> **Stated problem**: Read the listing and extract each line that includes the word "Trial".

Collection entries
(begin)
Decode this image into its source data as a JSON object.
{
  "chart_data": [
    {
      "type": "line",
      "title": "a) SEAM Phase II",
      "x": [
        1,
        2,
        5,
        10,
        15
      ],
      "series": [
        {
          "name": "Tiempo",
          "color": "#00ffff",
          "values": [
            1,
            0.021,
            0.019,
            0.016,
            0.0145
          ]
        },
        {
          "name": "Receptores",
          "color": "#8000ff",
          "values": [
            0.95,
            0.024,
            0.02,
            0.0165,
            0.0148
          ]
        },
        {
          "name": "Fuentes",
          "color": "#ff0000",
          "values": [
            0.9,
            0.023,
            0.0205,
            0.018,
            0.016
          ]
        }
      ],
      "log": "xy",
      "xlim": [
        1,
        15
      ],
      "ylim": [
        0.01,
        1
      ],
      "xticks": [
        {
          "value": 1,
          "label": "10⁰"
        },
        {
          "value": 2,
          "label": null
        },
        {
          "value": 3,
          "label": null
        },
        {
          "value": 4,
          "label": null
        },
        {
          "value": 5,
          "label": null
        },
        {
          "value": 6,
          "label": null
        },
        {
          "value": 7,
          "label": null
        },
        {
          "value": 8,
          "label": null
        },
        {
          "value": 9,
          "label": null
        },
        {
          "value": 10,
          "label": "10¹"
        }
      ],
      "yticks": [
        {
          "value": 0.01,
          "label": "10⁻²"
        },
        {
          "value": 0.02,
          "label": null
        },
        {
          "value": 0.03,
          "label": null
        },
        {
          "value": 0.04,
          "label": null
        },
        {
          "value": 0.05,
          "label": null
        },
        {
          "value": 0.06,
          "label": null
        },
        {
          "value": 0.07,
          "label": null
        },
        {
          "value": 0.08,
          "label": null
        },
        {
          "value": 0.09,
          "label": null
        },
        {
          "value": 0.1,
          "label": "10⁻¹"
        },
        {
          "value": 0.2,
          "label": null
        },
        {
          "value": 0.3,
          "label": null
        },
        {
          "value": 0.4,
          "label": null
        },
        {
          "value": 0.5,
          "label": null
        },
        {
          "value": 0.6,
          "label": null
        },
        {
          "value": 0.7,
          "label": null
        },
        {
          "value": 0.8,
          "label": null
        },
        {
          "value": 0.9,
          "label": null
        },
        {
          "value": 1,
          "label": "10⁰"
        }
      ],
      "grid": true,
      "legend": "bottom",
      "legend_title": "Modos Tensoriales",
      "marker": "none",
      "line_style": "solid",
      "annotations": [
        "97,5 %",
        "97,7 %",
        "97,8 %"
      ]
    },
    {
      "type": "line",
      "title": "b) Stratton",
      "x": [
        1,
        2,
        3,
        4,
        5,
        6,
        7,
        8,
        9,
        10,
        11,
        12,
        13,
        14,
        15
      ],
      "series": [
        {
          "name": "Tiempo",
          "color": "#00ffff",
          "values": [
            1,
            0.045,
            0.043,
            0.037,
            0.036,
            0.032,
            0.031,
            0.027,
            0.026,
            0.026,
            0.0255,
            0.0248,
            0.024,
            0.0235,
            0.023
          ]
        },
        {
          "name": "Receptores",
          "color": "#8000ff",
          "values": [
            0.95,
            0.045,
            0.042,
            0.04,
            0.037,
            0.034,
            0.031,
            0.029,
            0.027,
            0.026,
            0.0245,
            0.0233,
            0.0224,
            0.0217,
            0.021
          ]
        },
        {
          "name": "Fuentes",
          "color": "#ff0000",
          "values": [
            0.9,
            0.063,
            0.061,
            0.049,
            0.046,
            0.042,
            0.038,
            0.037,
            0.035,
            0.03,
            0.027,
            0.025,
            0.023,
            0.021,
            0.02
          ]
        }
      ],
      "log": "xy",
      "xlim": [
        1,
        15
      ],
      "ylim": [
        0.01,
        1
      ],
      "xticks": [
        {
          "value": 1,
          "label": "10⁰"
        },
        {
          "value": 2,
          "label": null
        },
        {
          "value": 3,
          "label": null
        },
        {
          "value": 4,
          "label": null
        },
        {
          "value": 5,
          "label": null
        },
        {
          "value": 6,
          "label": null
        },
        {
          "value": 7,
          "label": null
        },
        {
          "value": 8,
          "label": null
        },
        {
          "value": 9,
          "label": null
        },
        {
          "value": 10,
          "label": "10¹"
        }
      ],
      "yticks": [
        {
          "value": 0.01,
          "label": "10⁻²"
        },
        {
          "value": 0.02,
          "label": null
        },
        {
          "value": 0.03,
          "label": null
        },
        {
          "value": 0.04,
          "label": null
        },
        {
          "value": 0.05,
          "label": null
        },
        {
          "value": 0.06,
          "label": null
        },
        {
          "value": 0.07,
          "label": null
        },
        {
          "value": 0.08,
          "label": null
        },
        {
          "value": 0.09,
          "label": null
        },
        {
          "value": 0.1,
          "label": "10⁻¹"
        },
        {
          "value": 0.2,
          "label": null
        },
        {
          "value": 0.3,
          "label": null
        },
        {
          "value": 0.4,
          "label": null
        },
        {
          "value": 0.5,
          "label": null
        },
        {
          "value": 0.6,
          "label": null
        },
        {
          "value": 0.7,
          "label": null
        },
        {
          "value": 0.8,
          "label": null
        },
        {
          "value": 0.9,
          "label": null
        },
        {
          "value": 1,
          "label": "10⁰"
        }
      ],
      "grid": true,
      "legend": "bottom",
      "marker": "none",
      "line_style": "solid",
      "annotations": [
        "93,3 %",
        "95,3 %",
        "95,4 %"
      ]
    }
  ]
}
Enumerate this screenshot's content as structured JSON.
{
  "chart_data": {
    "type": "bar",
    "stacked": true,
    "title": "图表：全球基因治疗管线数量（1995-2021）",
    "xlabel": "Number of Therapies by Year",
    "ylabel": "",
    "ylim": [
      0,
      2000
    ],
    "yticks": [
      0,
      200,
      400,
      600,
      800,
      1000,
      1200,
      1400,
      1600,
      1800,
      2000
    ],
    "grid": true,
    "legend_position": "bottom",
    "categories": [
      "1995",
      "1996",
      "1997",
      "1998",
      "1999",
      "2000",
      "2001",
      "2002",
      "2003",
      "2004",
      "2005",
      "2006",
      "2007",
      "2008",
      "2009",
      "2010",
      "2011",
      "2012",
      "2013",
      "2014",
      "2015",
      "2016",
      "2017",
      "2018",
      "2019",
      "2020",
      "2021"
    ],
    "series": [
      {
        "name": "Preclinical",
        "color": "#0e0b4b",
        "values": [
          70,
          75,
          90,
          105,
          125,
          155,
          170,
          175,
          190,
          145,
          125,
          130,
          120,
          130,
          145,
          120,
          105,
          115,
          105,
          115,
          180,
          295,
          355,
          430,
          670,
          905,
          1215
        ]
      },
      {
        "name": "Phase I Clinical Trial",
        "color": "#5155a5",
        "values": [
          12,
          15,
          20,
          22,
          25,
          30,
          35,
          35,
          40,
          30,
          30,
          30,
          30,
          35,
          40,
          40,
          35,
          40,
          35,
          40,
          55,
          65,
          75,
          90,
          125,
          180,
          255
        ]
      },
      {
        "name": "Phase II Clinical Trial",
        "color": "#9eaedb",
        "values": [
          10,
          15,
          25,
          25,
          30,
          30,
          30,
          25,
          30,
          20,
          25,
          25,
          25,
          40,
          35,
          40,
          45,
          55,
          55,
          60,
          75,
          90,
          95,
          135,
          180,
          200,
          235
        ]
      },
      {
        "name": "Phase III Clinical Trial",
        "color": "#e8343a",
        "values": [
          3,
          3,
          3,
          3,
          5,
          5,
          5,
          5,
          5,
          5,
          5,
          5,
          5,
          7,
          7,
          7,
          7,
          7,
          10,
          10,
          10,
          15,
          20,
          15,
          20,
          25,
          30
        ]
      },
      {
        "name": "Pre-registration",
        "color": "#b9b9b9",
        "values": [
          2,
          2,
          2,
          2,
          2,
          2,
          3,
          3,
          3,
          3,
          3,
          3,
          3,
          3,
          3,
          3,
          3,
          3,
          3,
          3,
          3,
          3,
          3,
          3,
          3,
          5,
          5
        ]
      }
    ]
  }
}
(end)
> **Completed task**:
        "name": "Phase I Clinical Trial",
        "name": "Phase II Clinical Trial",
        "name": "Phase III Clinical Trial",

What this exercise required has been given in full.